A block of data
_____

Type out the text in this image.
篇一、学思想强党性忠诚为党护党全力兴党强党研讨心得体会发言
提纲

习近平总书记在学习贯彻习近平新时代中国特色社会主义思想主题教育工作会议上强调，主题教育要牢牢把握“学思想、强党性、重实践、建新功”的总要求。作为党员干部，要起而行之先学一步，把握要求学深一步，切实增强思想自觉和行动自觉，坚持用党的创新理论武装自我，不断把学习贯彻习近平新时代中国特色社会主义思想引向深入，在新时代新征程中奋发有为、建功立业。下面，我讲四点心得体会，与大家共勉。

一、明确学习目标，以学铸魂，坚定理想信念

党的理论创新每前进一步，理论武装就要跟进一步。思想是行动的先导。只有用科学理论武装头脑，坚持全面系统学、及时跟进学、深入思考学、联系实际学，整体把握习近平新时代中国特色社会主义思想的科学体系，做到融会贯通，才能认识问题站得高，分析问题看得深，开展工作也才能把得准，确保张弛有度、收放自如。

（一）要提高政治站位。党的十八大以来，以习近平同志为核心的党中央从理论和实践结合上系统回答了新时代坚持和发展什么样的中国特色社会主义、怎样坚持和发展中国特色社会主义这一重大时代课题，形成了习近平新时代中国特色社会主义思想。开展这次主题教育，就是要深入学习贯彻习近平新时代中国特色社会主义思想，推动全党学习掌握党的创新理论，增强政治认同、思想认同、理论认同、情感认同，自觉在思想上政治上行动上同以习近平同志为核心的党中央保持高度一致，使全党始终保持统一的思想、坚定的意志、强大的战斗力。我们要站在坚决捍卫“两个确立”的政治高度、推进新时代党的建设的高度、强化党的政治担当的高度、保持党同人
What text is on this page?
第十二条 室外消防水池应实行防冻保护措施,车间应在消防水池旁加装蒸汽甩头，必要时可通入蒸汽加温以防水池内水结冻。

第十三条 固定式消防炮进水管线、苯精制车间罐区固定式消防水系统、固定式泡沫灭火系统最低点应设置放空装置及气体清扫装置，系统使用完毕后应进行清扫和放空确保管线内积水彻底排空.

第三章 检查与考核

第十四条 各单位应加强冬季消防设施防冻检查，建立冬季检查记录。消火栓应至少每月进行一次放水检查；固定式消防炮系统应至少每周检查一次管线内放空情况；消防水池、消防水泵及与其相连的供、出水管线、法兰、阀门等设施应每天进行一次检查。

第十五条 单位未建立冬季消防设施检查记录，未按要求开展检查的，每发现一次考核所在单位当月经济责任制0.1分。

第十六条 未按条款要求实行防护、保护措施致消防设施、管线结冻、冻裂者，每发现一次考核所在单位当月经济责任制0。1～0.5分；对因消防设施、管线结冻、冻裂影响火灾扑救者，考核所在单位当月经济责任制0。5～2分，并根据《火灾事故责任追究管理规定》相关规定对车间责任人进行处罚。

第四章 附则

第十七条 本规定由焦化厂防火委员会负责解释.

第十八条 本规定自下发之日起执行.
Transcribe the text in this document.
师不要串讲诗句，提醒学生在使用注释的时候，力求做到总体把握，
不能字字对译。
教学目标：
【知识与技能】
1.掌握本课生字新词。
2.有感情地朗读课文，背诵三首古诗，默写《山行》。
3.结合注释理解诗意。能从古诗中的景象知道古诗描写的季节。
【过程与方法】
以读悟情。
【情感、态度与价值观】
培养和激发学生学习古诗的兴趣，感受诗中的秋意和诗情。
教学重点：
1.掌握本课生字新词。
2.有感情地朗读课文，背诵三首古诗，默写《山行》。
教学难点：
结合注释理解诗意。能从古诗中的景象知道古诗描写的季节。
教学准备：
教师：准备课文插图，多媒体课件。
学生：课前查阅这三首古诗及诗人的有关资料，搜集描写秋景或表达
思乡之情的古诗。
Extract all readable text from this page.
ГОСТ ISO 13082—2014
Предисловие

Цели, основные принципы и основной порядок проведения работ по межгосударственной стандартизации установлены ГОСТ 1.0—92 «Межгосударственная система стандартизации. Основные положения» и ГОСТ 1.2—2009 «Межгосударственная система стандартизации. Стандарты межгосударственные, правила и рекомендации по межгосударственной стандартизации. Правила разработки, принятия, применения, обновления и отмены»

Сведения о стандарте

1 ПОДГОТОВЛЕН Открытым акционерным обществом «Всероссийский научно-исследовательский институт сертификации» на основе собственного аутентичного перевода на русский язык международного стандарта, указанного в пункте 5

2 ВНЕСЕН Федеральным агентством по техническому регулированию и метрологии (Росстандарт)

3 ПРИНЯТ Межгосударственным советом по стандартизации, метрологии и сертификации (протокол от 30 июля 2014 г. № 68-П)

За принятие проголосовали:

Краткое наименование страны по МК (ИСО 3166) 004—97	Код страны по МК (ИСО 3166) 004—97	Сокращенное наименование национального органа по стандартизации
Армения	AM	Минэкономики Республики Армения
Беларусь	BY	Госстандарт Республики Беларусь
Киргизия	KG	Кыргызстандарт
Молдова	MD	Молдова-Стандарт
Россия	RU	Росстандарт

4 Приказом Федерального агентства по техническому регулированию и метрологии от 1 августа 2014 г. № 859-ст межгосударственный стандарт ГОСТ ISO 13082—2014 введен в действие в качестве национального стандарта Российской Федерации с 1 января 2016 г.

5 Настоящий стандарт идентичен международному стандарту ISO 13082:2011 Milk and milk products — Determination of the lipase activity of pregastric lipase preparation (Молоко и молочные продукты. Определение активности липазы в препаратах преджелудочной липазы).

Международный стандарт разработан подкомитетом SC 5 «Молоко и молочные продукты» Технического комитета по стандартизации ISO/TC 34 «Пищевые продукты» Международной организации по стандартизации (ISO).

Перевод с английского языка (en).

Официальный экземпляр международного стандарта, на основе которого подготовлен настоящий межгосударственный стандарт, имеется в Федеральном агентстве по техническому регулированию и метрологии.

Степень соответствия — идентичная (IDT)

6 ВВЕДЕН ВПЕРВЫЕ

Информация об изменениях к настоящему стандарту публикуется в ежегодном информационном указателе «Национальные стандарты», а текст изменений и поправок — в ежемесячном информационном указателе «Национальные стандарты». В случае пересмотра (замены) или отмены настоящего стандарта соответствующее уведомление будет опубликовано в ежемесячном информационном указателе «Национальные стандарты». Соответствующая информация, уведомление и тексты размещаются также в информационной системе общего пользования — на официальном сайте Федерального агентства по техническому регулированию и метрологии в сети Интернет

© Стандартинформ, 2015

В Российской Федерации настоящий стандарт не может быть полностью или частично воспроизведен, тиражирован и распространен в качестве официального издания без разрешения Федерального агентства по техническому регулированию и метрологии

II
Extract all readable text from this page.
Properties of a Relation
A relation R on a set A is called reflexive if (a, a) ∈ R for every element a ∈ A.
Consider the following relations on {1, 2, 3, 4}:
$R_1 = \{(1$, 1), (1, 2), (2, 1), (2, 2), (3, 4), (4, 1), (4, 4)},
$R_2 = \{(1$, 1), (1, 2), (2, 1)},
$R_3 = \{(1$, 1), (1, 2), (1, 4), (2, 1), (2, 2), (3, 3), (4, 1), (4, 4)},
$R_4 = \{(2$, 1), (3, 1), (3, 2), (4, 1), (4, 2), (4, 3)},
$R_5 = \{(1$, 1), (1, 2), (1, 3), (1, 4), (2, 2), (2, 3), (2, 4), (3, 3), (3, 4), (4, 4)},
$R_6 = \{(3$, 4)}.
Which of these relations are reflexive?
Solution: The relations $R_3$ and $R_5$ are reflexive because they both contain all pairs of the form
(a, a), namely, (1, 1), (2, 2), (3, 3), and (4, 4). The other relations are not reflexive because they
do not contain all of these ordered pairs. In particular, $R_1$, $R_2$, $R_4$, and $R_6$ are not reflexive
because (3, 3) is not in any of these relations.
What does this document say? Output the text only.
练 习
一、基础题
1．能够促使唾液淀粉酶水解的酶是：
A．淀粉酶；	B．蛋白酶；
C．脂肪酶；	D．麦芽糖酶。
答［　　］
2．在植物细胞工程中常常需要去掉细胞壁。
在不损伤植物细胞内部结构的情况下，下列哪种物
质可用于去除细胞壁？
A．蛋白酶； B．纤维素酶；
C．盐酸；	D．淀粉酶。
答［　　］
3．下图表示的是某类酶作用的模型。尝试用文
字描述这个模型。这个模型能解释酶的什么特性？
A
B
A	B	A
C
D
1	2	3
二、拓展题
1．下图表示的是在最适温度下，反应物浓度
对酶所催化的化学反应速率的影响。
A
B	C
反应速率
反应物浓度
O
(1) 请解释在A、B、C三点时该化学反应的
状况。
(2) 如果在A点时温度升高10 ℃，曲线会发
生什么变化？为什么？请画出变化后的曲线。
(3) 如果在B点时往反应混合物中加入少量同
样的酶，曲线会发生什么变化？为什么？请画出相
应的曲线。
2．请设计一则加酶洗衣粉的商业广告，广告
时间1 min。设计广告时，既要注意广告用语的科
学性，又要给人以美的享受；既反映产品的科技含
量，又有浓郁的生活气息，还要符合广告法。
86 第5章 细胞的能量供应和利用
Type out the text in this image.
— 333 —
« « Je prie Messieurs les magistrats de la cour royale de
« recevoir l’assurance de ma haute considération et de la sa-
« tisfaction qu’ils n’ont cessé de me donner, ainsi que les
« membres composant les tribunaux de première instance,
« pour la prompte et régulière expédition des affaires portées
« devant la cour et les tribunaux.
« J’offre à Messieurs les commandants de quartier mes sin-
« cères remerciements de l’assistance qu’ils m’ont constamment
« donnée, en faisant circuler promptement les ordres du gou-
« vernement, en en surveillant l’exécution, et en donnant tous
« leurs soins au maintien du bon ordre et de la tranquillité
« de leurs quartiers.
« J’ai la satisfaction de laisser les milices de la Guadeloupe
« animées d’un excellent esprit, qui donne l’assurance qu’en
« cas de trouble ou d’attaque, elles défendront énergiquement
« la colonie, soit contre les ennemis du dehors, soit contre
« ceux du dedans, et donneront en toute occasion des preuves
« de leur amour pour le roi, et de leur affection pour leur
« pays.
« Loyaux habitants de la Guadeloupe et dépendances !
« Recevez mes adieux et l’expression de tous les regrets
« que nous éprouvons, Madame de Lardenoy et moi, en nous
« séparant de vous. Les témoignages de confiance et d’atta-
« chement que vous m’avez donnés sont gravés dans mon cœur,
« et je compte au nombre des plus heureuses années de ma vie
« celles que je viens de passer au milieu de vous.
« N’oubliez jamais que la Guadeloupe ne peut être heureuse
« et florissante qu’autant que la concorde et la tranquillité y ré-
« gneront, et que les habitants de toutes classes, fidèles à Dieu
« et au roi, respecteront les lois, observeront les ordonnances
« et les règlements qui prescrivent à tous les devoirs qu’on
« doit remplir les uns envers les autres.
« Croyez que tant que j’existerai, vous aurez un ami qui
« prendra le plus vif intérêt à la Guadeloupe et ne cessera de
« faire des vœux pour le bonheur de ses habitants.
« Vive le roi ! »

_____

_TASK DESCRIPTION_
For each line of the entries that includes "стандарту", show that line.

_EXERCISE SOLUTION_
5 Настоящий стандарт идентичен международному стандарту ISO 13082:2011 Milk and milk products — Determination of the lipase activity of pregastric lipase preparation (Молоко и молочные продукты. Определение активности липазы в препаратах преджелудочной липазы).
Информация об изменениях к настоящему стандарту публикуется в ежегодном информационном указателе «Национальные стандарты», а текст изменений и поправок — в ежемесячном информационном указателе «Национальные стандарты». В случае пересмотра (замены) или отмены настоящего стандарта соответствующее уведомление будет опубликовано в ежемесячном информационном указателе «Национальные стандарты». Соответствующая информация, уведомление и тексты размещаются также в информационной системе общего пользования — на официальном сайте Федерального агентства по техническому регулированию и метрологии в сети Интернет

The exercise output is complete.